#### [Given instruction]
In the material below, count the lines with the word "subtitle" and state that number only.

Start of Data provided

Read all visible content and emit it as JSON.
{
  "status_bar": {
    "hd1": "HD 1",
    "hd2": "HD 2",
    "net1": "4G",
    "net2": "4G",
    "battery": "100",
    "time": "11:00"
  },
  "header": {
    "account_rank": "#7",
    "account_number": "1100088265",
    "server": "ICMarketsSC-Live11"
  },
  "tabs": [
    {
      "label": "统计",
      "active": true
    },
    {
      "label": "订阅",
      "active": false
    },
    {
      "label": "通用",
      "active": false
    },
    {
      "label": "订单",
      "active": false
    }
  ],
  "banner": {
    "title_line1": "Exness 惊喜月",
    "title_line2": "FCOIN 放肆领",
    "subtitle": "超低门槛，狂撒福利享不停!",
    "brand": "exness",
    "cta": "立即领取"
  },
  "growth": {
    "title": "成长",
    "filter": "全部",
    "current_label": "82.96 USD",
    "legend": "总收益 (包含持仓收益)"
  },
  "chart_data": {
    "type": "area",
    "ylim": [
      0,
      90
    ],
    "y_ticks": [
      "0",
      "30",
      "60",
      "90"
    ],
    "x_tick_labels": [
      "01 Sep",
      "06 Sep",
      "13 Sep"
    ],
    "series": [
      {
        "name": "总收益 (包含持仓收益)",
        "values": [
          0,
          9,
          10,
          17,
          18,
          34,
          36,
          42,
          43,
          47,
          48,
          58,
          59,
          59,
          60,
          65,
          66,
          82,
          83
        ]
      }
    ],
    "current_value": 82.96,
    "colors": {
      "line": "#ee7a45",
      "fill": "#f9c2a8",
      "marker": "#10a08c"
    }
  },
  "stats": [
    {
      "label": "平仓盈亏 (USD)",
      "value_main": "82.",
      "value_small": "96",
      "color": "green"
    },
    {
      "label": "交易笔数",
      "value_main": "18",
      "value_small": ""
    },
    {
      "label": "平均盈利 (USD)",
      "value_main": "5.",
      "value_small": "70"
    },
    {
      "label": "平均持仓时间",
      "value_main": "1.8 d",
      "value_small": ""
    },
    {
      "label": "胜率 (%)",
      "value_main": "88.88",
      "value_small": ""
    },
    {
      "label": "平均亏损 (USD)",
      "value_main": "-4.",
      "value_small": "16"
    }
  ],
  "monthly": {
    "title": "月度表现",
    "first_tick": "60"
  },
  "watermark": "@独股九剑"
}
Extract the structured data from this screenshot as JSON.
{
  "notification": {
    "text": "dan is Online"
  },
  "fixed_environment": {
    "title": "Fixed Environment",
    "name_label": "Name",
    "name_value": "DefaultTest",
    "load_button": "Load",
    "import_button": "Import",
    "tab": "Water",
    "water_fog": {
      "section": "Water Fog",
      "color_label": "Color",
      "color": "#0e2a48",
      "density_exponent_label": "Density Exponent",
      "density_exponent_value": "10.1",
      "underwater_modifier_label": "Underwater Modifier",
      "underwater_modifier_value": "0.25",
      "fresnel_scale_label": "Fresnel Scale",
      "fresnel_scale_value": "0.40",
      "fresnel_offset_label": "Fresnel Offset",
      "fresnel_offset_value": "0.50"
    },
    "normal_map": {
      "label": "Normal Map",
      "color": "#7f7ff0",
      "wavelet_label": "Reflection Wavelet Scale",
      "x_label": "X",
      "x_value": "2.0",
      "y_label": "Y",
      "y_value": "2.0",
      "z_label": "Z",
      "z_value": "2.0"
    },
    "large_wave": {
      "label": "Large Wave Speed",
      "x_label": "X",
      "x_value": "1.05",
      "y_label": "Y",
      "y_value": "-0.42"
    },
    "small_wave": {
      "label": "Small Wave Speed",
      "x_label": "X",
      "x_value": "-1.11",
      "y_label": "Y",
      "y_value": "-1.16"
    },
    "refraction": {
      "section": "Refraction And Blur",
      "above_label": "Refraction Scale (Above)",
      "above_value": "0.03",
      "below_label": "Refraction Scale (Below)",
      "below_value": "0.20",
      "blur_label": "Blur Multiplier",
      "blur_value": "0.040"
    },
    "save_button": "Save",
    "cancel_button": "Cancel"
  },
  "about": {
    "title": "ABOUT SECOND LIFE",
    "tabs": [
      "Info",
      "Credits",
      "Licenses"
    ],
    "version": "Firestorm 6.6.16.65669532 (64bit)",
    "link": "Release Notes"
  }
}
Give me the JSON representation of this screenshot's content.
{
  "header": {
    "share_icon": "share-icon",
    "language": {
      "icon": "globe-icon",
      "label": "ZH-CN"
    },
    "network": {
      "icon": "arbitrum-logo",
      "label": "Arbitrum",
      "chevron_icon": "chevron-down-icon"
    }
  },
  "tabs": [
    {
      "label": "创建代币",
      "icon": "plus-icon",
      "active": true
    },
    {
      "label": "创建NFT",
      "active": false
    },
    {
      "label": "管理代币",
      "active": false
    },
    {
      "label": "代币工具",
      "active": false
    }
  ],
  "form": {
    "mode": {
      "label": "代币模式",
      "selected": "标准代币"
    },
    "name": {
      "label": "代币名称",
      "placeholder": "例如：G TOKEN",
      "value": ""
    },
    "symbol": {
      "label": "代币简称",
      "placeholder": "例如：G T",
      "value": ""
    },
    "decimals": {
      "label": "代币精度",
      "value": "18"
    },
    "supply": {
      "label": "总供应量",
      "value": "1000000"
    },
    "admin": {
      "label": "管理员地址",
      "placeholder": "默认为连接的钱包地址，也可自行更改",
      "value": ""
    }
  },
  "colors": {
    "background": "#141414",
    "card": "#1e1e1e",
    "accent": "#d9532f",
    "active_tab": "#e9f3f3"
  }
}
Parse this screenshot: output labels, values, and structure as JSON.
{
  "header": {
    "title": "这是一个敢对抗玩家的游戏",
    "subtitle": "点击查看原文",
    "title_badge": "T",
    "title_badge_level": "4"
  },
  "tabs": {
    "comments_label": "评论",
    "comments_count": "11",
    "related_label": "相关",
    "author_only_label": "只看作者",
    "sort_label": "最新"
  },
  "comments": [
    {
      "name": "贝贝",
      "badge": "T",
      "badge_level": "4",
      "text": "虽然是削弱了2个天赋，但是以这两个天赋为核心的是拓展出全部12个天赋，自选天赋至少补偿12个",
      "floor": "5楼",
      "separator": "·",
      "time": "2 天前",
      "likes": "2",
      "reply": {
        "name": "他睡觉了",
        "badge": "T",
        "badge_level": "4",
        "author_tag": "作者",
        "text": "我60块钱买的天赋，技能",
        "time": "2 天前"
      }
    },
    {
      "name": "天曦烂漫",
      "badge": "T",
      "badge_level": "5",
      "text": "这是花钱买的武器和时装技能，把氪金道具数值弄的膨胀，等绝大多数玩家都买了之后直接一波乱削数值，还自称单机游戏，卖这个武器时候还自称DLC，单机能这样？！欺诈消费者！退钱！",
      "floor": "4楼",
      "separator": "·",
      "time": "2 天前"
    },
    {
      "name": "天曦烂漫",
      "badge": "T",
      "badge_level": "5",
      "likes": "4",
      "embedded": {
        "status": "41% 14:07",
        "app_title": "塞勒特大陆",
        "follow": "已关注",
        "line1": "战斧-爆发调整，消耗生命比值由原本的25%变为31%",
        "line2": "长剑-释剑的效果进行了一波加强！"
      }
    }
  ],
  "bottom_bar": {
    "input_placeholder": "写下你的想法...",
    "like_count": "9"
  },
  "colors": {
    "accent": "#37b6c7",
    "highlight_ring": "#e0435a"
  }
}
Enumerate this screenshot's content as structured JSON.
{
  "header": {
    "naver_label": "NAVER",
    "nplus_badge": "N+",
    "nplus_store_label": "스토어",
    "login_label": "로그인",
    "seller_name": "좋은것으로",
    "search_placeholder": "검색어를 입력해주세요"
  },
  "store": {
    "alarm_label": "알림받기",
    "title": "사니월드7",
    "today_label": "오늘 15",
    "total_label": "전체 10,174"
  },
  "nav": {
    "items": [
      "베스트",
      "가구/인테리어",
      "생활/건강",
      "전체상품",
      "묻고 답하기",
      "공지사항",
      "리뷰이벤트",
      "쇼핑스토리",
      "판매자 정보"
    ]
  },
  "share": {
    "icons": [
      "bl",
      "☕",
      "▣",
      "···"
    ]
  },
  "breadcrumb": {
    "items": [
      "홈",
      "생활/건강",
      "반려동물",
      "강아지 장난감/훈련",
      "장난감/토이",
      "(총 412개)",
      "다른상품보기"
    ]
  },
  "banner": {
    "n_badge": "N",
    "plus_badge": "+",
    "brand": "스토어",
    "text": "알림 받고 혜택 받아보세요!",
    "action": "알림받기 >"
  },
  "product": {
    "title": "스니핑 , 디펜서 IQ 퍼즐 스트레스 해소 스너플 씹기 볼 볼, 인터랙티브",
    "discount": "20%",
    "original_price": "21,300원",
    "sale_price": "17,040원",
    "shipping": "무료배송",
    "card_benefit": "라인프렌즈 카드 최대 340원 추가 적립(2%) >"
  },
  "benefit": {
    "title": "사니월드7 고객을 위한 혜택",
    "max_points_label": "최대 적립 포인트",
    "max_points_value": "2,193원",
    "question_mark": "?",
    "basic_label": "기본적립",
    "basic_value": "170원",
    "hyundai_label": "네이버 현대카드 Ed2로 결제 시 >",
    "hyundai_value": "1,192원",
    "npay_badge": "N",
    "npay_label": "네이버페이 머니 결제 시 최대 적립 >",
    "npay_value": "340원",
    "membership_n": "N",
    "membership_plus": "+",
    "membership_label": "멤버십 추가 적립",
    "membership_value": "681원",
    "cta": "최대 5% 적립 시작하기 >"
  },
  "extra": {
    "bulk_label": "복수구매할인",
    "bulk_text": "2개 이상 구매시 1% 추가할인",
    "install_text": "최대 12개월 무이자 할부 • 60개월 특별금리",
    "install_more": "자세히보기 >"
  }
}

End of Data provided

#### [Answer to this task]
2